Report only the number of lines in this material that include the string "استدل".

──────── PROVIDED INFORMATION

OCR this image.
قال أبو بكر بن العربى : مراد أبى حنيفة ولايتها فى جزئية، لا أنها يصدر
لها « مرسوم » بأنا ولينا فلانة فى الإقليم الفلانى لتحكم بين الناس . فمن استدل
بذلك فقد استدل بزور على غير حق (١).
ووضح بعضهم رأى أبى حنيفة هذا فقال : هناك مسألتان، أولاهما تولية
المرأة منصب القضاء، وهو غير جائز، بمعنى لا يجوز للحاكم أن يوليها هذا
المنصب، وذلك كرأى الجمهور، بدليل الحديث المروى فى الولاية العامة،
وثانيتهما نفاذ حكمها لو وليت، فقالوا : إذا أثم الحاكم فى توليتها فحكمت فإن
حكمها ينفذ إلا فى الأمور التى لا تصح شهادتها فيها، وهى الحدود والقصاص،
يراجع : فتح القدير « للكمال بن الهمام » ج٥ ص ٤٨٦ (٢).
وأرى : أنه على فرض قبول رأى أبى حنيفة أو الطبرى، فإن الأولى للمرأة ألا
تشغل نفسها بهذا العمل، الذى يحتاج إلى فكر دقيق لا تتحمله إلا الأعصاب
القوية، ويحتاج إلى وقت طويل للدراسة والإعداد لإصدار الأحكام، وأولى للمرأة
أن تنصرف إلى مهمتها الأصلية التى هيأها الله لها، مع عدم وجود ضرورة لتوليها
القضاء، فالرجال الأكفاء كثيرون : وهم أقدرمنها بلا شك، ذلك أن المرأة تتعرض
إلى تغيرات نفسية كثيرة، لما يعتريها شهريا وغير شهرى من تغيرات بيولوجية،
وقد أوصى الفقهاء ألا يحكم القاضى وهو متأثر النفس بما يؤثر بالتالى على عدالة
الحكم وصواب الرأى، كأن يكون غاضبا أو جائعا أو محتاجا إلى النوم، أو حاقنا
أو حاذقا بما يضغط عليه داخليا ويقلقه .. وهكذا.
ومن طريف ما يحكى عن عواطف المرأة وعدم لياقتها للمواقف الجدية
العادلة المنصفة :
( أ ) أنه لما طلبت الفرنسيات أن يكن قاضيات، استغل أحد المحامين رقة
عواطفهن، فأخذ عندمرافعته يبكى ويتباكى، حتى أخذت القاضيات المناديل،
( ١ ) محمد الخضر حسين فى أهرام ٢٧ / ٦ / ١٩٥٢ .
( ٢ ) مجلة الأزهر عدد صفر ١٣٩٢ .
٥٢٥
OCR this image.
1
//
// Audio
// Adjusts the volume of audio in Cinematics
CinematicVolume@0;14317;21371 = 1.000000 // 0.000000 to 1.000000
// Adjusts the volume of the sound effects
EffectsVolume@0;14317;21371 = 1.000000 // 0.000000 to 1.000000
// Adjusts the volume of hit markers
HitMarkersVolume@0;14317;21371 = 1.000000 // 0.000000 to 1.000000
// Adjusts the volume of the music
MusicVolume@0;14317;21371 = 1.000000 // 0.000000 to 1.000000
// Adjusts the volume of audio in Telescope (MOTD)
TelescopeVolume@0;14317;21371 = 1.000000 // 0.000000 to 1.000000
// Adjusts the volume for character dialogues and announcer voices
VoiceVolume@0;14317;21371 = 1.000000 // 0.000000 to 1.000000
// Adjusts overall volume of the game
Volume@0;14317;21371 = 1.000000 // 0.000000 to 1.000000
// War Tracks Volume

────────────────

RESPONSE TO THE TASK:
2